──────── Data provided

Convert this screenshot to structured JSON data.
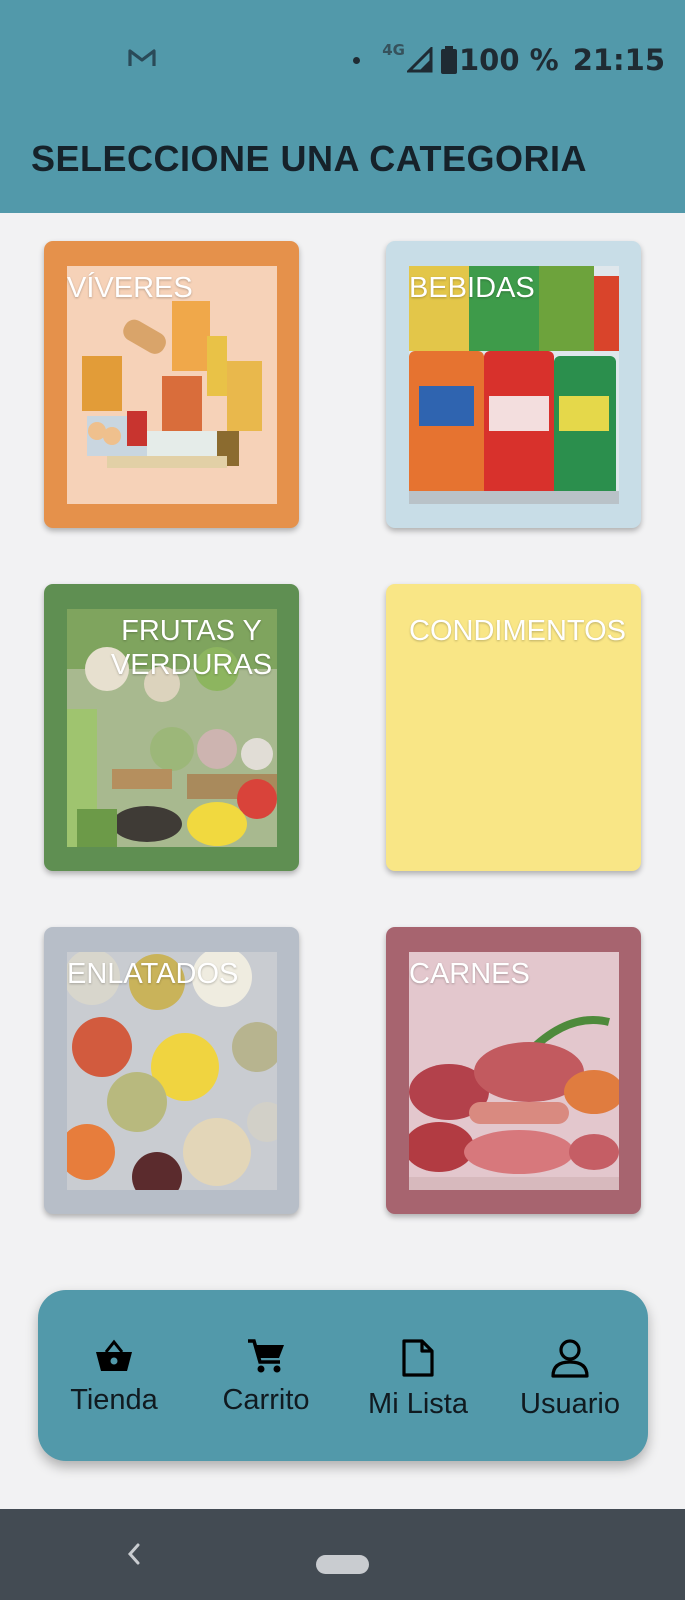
{
  "status_bar": {
    "battery": "100 %",
    "time": "21:15",
    "network": "4G",
    "icons": [
      "gmail-icon",
      "dot-icon",
      "signal-icon",
      "battery-icon"
    ]
  },
  "header": {
    "title": "SELECCIONE UNA CATEGORIA",
    "color": "#5299aa"
  },
  "categories": [
    {
      "label": "VÍVERES",
      "color": "#e5914b",
      "image": "groceries-photo"
    },
    {
      "label": "BEBIDAS",
      "color": "#c8dde7",
      "image": "soda-cans-photo"
    },
    {
      "label": "FRUTAS Y VERDURAS",
      "color": "#5f8f52",
      "image": "vegetables-photo"
    },
    {
      "label": "CONDIMENTOS",
      "color": "#f9e686",
      "image": ""
    },
    {
      "label": "ENLATADOS",
      "color": "#b7bec8",
      "image": "canned-food-photo"
    },
    {
      "label": "CARNES",
      "color": "#a7646f",
      "image": "meat-photo"
    }
  ],
  "bottom_nav": [
    {
      "label": "Tienda",
      "icon": "basket-icon"
    },
    {
      "label": "Carrito",
      "icon": "cart-icon"
    },
    {
      "label": "Mi Lista",
      "icon": "document-icon"
    },
    {
      "label": "Usuario",
      "icon": "user-icon"
    }
  ],
  "system_nav": {
    "icons": [
      "back-icon",
      "home-pill-icon"
    ]
  }
}
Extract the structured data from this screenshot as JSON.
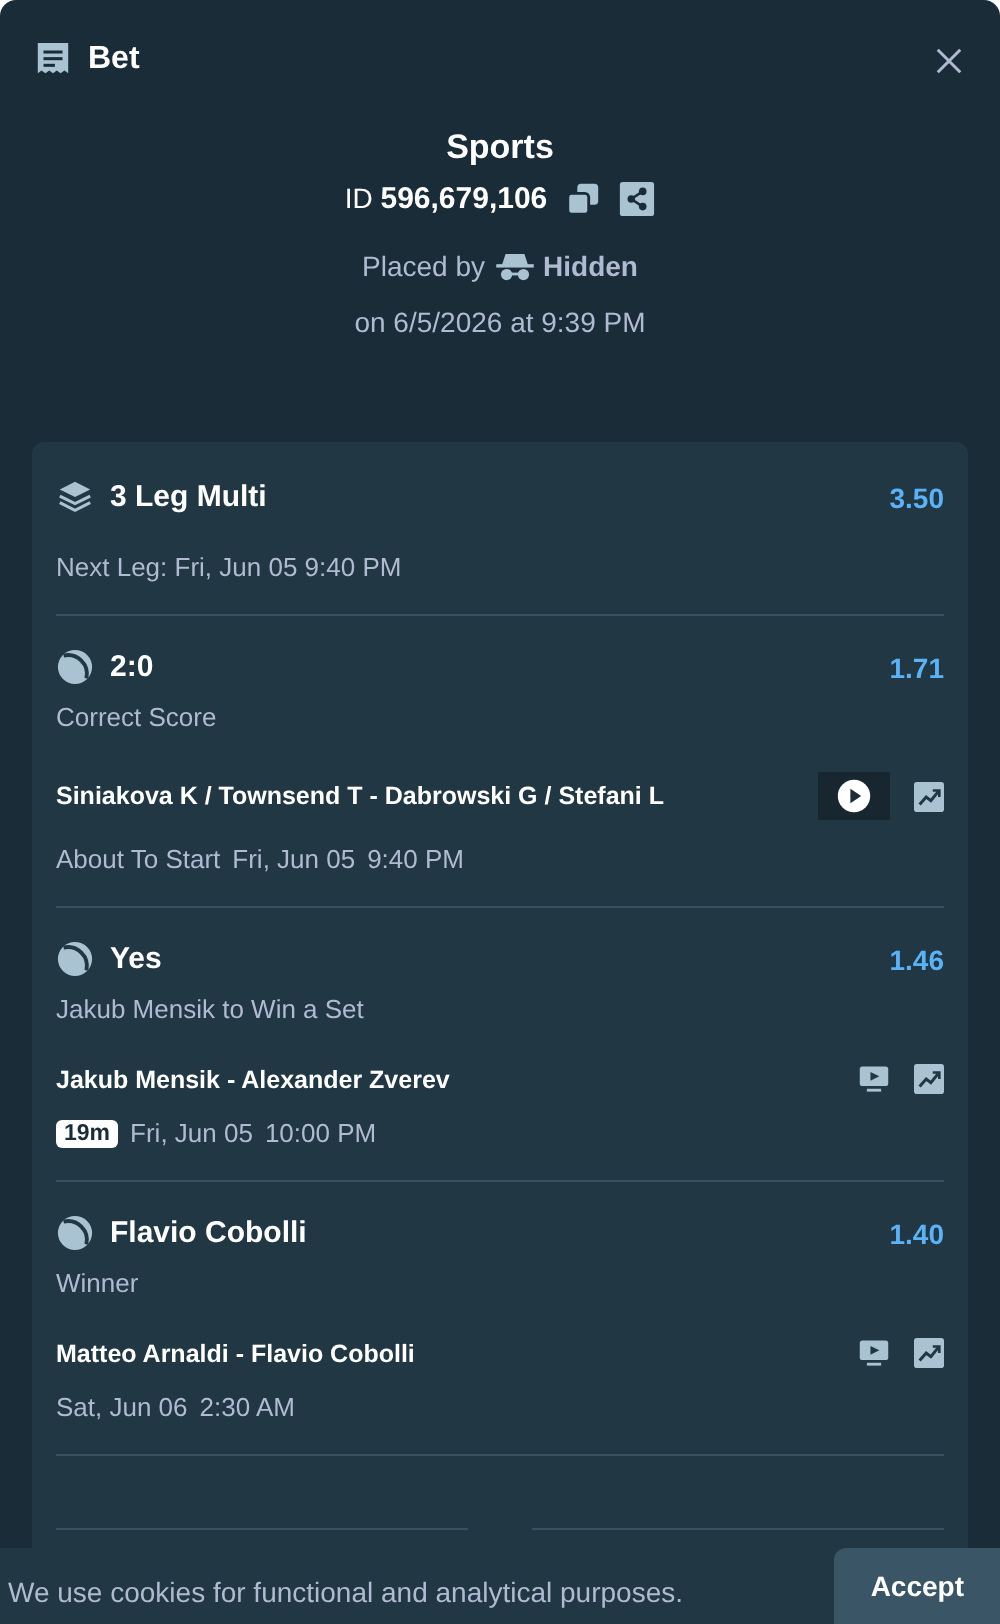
{
  "header": {
    "title": "Bet"
  },
  "summary": {
    "category": "Sports",
    "id_label": "ID",
    "id_value": "596,679,106",
    "placed_by_label": "Placed by",
    "placed_by_user": "Hidden",
    "placed_on": "on 6/5/2026 at 9:39 PM"
  },
  "multi": {
    "title": "3 Leg Multi",
    "odds": "3.50",
    "next_leg": "Next Leg: Fri, Jun 05 9:40 PM"
  },
  "legs": [
    {
      "selection": "2:0",
      "odds": "1.71",
      "market": "Correct Score",
      "match": "Siniakova K / Townsend T - Dabrowski G / Stefani L",
      "kind": "play",
      "status": "About To Start",
      "date": "Fri, Jun 05",
      "time": "9:40 PM"
    },
    {
      "selection": "Yes",
      "odds": "1.46",
      "market": "Jakub Mensik to Win a Set",
      "match": "Jakub Mensik - Alexander Zverev",
      "kind": "tv",
      "badge": "19m",
      "date": "Fri, Jun 05",
      "time": "10:00 PM"
    },
    {
      "selection": "Flavio Cobolli",
      "odds": "1.40",
      "market": "Winner",
      "match": "Matteo Arnaldi - Flavio Cobolli",
      "kind": "tv",
      "date": "Sat, Jun 06",
      "time": "2:30 AM"
    }
  ],
  "cookie_banner": {
    "message": "We use cookies for functional and analytical purposes.",
    "button": "Accept"
  }
}
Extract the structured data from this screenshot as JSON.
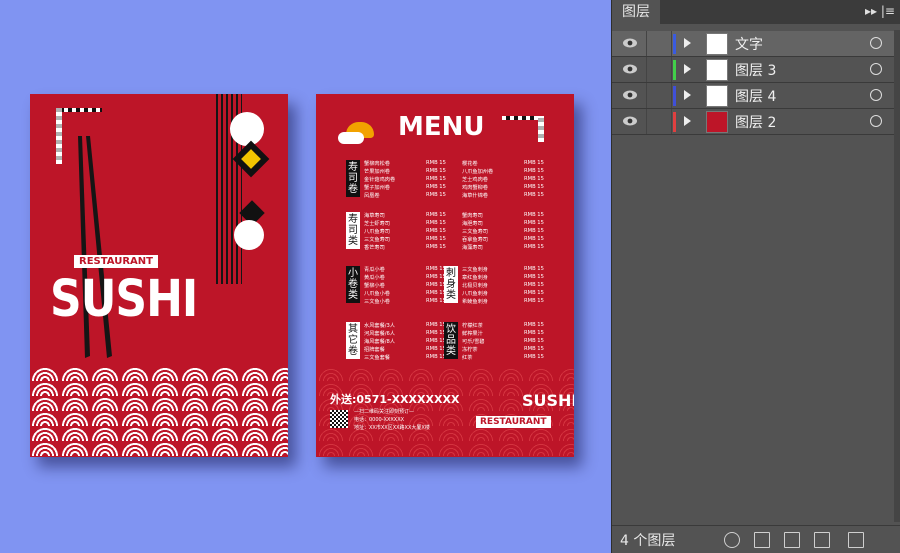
{
  "panel": {
    "tab_label": "图层",
    "menu_glyph": "▸▸ |≡",
    "layers": [
      {
        "name": "文字",
        "color": "#3a5be0",
        "selected": true
      },
      {
        "name": "图层 3",
        "color": "#42d04a",
        "selected": false
      },
      {
        "name": "图层 4",
        "color": "#4050d8",
        "selected": false
      },
      {
        "name": "图层 2",
        "color": "#e04040",
        "selected": false
      }
    ],
    "footer_count": "4 个图层",
    "footer_icons": [
      "search-icon",
      "make-clipping-mask-icon",
      "new-sublayer-icon",
      "new-layer-icon",
      "delete-icon"
    ]
  },
  "front": {
    "restaurant": "RESTAURANT",
    "sushi": "SUSHI"
  },
  "back": {
    "menu_title": "MENU",
    "categories": [
      "寿司卷",
      "寿司类",
      "小卷类",
      "其它卷",
      "刺身类",
      "饮品类"
    ],
    "col1": [
      [
        "蟹柳肉松卷",
        "RMB 15"
      ],
      [
        "芒果加州卷",
        "RMB 15"
      ],
      [
        "金针菇鸡肉卷",
        "RMB 15"
      ],
      [
        "蟹子加州卷",
        "RMB 15"
      ],
      [
        "凤凰卷",
        "RMB 15"
      ],
      [
        "海草寿司",
        "RMB 15"
      ],
      [
        "芝士虾寿司",
        "RMB 15"
      ],
      [
        "八爪鱼寿司",
        "RMB 15"
      ],
      [
        "三文鱼寿司",
        "RMB 15"
      ],
      [
        "香芒寿司",
        "RMB 15"
      ],
      [
        "青瓜小卷",
        "RMB 15"
      ],
      [
        "黄瓜小卷",
        "RMB 15"
      ],
      [
        "蟹柳小卷",
        "RMB 15"
      ],
      [
        "八爪鱼小卷",
        "RMB 15"
      ],
      [
        "三文鱼小卷",
        "RMB 15"
      ],
      [
        "水风套餐/3人",
        "RMB 15"
      ],
      [
        "河风套餐/6人",
        "RMB 15"
      ],
      [
        "海风套餐/8人",
        "RMB 15"
      ],
      [
        "招牌套餐",
        "RMB 15"
      ],
      [
        "三文鱼套餐",
        "RMB 15"
      ]
    ],
    "col2": [
      [
        "樱花卷",
        "RMB 15"
      ],
      [
        "八爪鱼加州卷",
        "RMB 15"
      ],
      [
        "芝士鸡肉卷",
        "RMB 15"
      ],
      [
        "鸡肉蟹柳卷",
        "RMB 15"
      ],
      [
        "海草什锦卷",
        "RMB 15"
      ],
      [
        "蟹肉寿司",
        "RMB 15"
      ],
      [
        "海胆寿司",
        "RMB 15"
      ],
      [
        "三文鱼寿司",
        "RMB 15"
      ],
      [
        "吞拿鱼寿司",
        "RMB 15"
      ],
      [
        "海藻寿司",
        "RMB 15"
      ],
      [
        "三文鱼刺身",
        "RMB 15"
      ],
      [
        "章红鱼刺身",
        "RMB 15"
      ],
      [
        "北极贝刺身",
        "RMB 15"
      ],
      [
        "八爪鱼刺身",
        "RMB 15"
      ],
      [
        "希鲮鱼刺身",
        "RMB 15"
      ],
      [
        "柠檬红茶",
        "RMB 15"
      ],
      [
        "鲜榨果汁",
        "RMB 15"
      ],
      [
        "可乐/雪碧",
        "RMB 15"
      ],
      [
        "冻柠茶",
        "RMB 15"
      ],
      [
        "红茶",
        "RMB 15"
      ]
    ],
    "delivery": "外送:0571-XXXXXXXX",
    "small1": "—扫二维码关注即刻预订—",
    "small2": "电话：0000-XXXXXX",
    "small3": "地址：XX市XX区XX路XX大厦X楼",
    "logo_sushi": "SUSHI",
    "logo_restaurant": "RESTAURANT"
  }
}
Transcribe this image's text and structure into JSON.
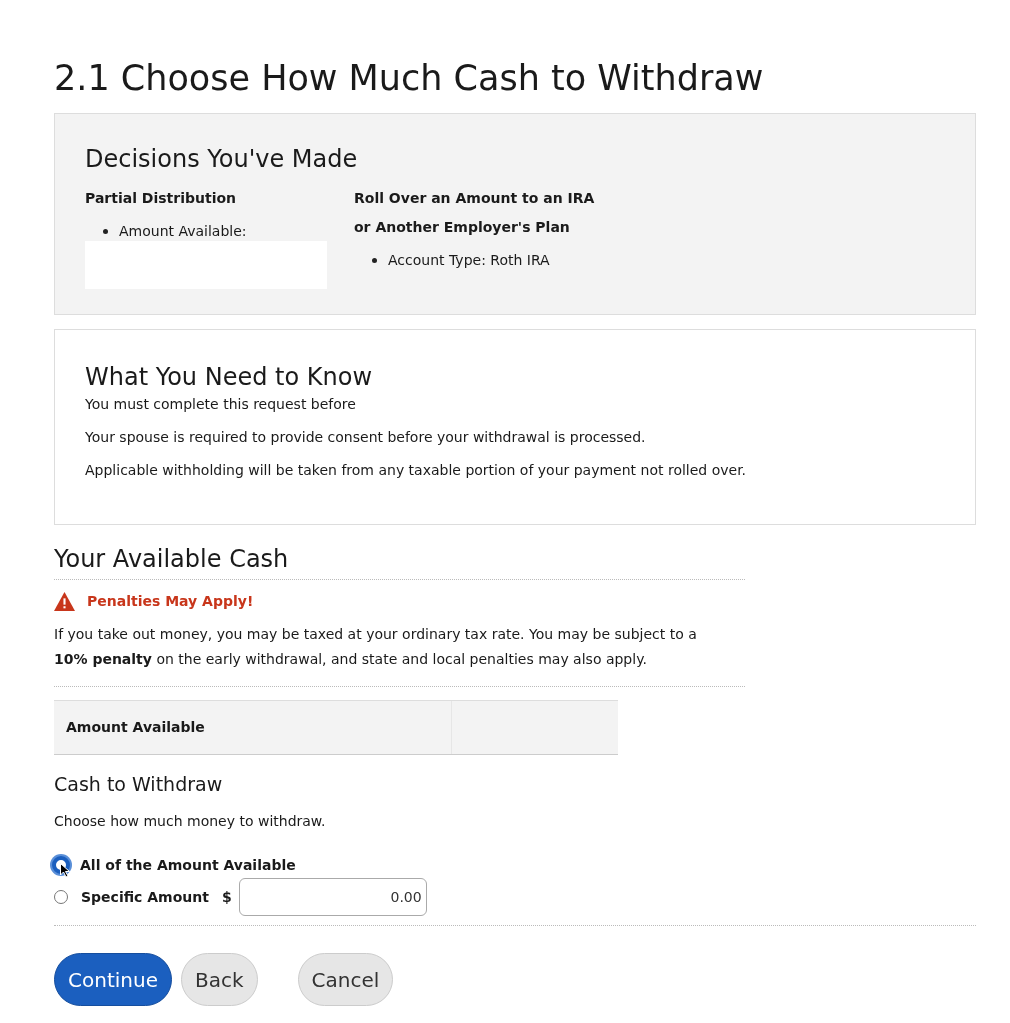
{
  "title": "2.1 Choose How Much Cash to Withdraw",
  "decisions": {
    "heading": "Decisions You've Made",
    "columns": [
      {
        "lines": [
          "Partial Distribution"
        ],
        "bullets": [
          "Amount Available:"
        ],
        "blank_value": true
      },
      {
        "lines": [
          "Roll Over an Amount to an IRA",
          "or Another Employer's Plan"
        ],
        "bullets": [
          "Account Type: Roth IRA"
        ]
      }
    ]
  },
  "need_to_know": {
    "heading": "What You Need to Know",
    "paragraphs": [
      "You must complete this request before",
      "Your spouse is required to provide consent before your withdrawal is processed.",
      "Applicable withholding will be taken from any taxable portion of your payment not rolled over."
    ]
  },
  "available_cash": {
    "heading": "Your Available Cash",
    "warning": "Penalties May Apply!",
    "text": "If you take out money, you may be taxed at your ordinary tax rate. You may be subject to a **10% penalty** on the early withdrawal, and state and local penalties may also apply.",
    "table": {
      "columns": [
        "Amount Available"
      ]
    }
  },
  "cash_to_withdraw": {
    "heading": "Cash to Withdraw",
    "instruction": "Choose how much money to withdraw.",
    "options": [
      {
        "label": "All of the Amount Available",
        "selected": true
      },
      {
        "label": "Specific Amount",
        "selected": false,
        "currency": "$",
        "value": "0.00"
      }
    ]
  },
  "buttons": [
    {
      "label": "Continue",
      "kind": "primary"
    },
    {
      "label": "Back",
      "kind": "secondary"
    },
    {
      "label": "Cancel",
      "kind": "secondary"
    }
  ]
}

────────────────

Nothing but the lines from the line containing "Transcribe this image's" through the last line of the records above is to be extracted, exactly and with no pictures.

Transcribe this image's text and structure into JSON.
{
  "title": "2.1 Choose How Much Cash to Withdraw",
  "decisions": {
    "heading": "Decisions You've Made",
    "columns": [
      {
        "lines": [
          "Partial Distribution"
        ],
        "bullets": [
          "Amount Available:"
        ],
        "blank_value": true
      },
      {
        "lines": [
          "Roll Over an Amount to an IRA",
          "or Another Employer's Plan"
        ],
        "bullets": [
          "Account Type: Roth IRA"
        ]
      }
    ]
  },
  "need_to_know": {
    "heading": "What You Need to Know",
    "paragraphs": [
      "You must complete this request before",
      "Your spouse is required to provide consent before your withdrawal is processed.",
      "Applicable withholding will be taken from any taxable portion of your payment not rolled over."
    ]
  },
  "available_cash": {
    "heading": "Your Available Cash",
    "warning": "Penalties May Apply!",
    "text": "If you take out money, you may be taxed at your ordinary tax rate. You may be subject to a **10% penalty** on the early withdrawal, and state and local penalties may also apply.",
    "table": {
      "columns": [
        "Amount Available"
      ]
    }
  },
  "cash_to_withdraw": {
    "heading": "Cash to Withdraw",
    "instruction": "Choose how much money to withdraw.",
    "options": [
      {
        "label": "All of the Amount Available",
        "selected": true
      },
      {
        "label": "Specific Amount",
        "selected": false,
        "currency": "$",
        "value": "0.00"
      }
    ]
  },
  "buttons": [
    {
      "label": "Continue",
      "kind": "primary"
    },
    {
      "label": "Back",
      "kind": "secondary"
    },
    {
      "label": "Cancel",
      "kind": "secondary"
    }
  ]
}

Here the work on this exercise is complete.